** START Record extracts **
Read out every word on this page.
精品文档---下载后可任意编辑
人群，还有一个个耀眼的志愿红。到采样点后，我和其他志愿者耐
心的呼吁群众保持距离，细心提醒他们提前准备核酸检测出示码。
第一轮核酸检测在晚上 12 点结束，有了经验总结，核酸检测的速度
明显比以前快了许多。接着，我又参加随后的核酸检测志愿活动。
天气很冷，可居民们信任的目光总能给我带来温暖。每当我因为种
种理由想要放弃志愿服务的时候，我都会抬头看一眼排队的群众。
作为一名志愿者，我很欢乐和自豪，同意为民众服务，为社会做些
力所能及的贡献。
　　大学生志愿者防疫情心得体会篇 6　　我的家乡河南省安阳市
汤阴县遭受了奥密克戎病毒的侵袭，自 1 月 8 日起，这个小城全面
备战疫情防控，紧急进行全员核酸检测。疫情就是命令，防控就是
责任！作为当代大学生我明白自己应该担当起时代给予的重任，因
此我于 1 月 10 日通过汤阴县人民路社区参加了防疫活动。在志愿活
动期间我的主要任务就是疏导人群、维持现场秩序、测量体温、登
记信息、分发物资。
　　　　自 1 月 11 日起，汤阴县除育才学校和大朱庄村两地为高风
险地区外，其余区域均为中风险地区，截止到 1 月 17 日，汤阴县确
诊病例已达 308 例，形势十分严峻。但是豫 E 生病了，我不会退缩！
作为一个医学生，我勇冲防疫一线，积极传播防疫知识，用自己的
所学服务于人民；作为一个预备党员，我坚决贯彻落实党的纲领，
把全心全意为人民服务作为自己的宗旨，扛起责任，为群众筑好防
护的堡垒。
** END Record extracts **
◆ What the exercise asks:
Make an exact copy of the listing, including every line.

◆ In response:
Read out every word on this page.
精品文档---下载后可任意编辑
人群，还有一个个耀眼的志愿红。到采样点后，我和其他志愿者耐
心的呼吁群众保持距离，细心提醒他们提前准备核酸检测出示码。
第一轮核酸检测在晚上 12 点结束，有了经验总结，核酸检测的速度
明显比以前快了许多。接着，我又参加随后的核酸检测志愿活动。
天气很冷，可居民们信任的目光总能给我带来温暖。每当我因为种
种理由想要放弃志愿服务的时候，我都会抬头看一眼排队的群众。
作为一名志愿者，我很欢乐和自豪，同意为民众服务，为社会做些
力所能及的贡献。
　　大学生志愿者防疫情心得体会篇 6　　我的家乡河南省安阳市
汤阴县遭受了奥密克戎病毒的侵袭，自 1 月 8 日起，这个小城全面
备战疫情防控，紧急进行全员核酸检测。疫情就是命令，防控就是
责任！作为当代大学生我明白自己应该担当起时代给予的重任，因
此我于 1 月 10 日通过汤阴县人民路社区参加了防疫活动。在志愿活
动期间我的主要任务就是疏导人群、维持现场秩序、测量体温、登
记信息、分发物资。
　　　　自 1 月 11 日起，汤阴县除育才学校和大朱庄村两地为高风
险地区外，其余区域均为中风险地区，截止到 1 月 17 日，汤阴县确
诊病例已达 308 例，形势十分严峻。但是豫 E 生病了，我不会退缩！
作为一个医学生，我勇冲防疫一线，积极传播防疫知识，用自己的
所学服务于人民；作为一个预备党员，我坚决贯彻落实党的纲领，
把全心全意为人民服务作为自己的宗旨，扛起责任，为群众筑好防
护的堡垒。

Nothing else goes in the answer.